§ **Aim of the exercise**:
Reproduce the listing below verbatim.
┌─ Material for the task
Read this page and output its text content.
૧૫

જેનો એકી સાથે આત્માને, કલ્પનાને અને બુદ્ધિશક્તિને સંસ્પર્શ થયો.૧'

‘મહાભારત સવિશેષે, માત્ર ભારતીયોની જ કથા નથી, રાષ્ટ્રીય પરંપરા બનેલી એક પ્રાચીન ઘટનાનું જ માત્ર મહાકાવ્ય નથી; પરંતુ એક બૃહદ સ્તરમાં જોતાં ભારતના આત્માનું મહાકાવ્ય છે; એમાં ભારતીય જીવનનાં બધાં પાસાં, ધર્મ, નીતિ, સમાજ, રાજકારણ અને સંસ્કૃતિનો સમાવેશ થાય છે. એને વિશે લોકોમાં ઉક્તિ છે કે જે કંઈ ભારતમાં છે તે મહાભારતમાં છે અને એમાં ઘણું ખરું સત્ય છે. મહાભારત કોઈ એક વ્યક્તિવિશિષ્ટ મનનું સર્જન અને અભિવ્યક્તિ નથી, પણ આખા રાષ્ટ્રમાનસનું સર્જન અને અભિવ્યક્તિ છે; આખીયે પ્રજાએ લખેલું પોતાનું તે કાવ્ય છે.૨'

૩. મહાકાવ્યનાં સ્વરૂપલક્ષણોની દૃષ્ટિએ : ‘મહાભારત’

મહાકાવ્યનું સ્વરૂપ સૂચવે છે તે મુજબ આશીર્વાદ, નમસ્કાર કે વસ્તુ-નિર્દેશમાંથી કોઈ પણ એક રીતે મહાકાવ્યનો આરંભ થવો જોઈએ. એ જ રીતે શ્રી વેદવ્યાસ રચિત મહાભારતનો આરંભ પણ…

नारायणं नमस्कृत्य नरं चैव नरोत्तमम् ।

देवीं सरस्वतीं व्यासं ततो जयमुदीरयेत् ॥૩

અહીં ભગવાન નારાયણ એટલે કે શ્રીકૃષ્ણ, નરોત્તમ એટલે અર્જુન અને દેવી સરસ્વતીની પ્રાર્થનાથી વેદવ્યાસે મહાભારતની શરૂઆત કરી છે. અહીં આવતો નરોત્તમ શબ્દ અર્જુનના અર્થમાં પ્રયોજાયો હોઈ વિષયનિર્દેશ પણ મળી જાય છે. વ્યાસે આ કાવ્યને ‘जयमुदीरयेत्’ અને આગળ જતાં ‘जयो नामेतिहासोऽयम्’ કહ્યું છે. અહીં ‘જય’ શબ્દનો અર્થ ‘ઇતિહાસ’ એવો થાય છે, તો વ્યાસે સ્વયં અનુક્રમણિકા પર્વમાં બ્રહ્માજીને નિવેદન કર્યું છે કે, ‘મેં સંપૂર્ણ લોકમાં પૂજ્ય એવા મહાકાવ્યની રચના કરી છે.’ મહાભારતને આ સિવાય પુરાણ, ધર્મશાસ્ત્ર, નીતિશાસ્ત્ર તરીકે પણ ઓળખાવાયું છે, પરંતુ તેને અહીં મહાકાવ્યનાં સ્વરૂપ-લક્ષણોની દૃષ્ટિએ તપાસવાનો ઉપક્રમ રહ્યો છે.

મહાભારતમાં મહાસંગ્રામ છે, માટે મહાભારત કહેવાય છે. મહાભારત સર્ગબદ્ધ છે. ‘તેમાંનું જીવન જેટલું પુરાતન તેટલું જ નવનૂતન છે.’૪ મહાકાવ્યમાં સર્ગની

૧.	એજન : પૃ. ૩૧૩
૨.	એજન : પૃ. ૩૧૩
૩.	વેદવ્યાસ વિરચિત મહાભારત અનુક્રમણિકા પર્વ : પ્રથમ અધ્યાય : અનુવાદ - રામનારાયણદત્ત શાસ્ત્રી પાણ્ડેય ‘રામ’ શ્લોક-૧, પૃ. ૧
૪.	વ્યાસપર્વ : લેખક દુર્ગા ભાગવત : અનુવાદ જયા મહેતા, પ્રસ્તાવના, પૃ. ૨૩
└─
§ **Task answer**:
Read this page and output its text content.
૧૫

જેનો એકી સાથે આત્માને, કલ્પનાને અને બુદ્ધિશક્તિને સંસ્પર્શ થયો.૧'

‘મહાભારત સવિશેષે, માત્ર ભારતીયોની જ કથા નથી, રાષ્ટ્રીય પરંપરા બનેલી એક પ્રાચીન ઘટનાનું જ માત્ર મહાકાવ્ય નથી; પરંતુ એક બૃહદ સ્તરમાં જોતાં ભારતના આત્માનું મહાકાવ્ય છે; એમાં ભારતીય જીવનનાં બધાં પાસાં, ધર્મ, નીતિ, સમાજ, રાજકારણ અને સંસ્કૃતિનો સમાવેશ થાય છે. એને વિશે લોકોમાં ઉક્તિ છે કે જે કંઈ ભારતમાં છે તે મહાભારતમાં છે અને એમાં ઘણું ખરું સત્ય છે. મહાભારત કોઈ એક વ્યક્તિવિશિષ્ટ મનનું સર્જન અને અભિવ્યક્તિ નથી, પણ આખા રાષ્ટ્રમાનસનું સર્જન અને અભિવ્યક્તિ છે; આખીયે પ્રજાએ લખેલું પોતાનું તે કાવ્ય છે.૨'

૩. મહાકાવ્યનાં સ્વરૂપલક્ષણોની દૃષ્ટિએ : ‘મહાભારત’

મહાકાવ્યનું સ્વરૂપ સૂચવે છે તે મુજબ આશીર્વાદ, નમસ્કાર કે વસ્તુ-નિર્દેશમાંથી કોઈ પણ એક રીતે મહાકાવ્યનો આરંભ થવો જોઈએ. એ જ રીતે શ્રી વેદવ્યાસ રચિત મહાભારતનો આરંભ પણ…

नारायणं नमस्कृत्य नरं चैव नरोत्तमम् ।

देवीं सरस्वतीं व्यासं ततो जयमुदीरयेत् ॥૩

અહીં ભગવાન નારાયણ એટલે કે શ્રીકૃષ્ણ, નરોત્તમ એટલે અર્જુન અને દેવી સરસ્વતીની પ્રાર્થનાથી વેદવ્યાસે મહાભારતની શરૂઆત કરી છે. અહીં આવતો નરોત્તમ શબ્દ અર્જુનના અર્થમાં પ્રયોજાયો હોઈ વિષયનિર્દેશ પણ મળી જાય છે. વ્યાસે આ કાવ્યને ‘जयमुदीरयेत्’ અને આગળ જતાં ‘जयो नामेतिहासोऽयम्’ કહ્યું છે. અહીં ‘જય’ શબ્દનો અર્થ ‘ઇતિહાસ’ એવો થાય છે, તો વ્યાસે સ્વયં અનુક્રમણિકા પર્વમાં બ્રહ્માજીને નિવેદન કર્યું છે કે, ‘મેં સંપૂર્ણ લોકમાં પૂજ્ય એવા મહાકાવ્યની રચના કરી છે.’ મહાભારતને આ સિવાય પુરાણ, ધર્મશાસ્ત્ર, નીતિશાસ્ત્ર તરીકે પણ ઓળખાવાયું છે, પરંતુ તેને અહીં મહાકાવ્યનાં સ્વરૂપ-લક્ષણોની દૃષ્ટિએ તપાસવાનો ઉપક્રમ રહ્યો છે.

મહાભારતમાં મહાસંગ્રામ છે, માટે મહાભારત કહેવાય છે. મહાભારત સર્ગબદ્ધ છે. ‘તેમાંનું જીવન જેટલું પુરાતન તેટલું જ નવનૂતન છે.’૪ મહાકાવ્યમાં સર્ગની

૧.	એજન : પૃ. ૩૧૩
૨.	એજન : પૃ. ૩૧૩
૩.	વેદવ્યાસ વિરચિત મહાભારત અનુક્રમણિકા પર્વ : પ્રથમ અધ્યાય : અનુવાદ - રામનારાયણદત્ત શાસ્ત્રી પાણ્ડેય ‘રામ’ શ્લોક-૧, પૃ. ૧
૪.	વ્યાસપર્વ : લેખક દુર્ગા ભાગવત : અનુવાદ જયા મહેતા, પ્રસ્તાવના, પૃ. ૨૩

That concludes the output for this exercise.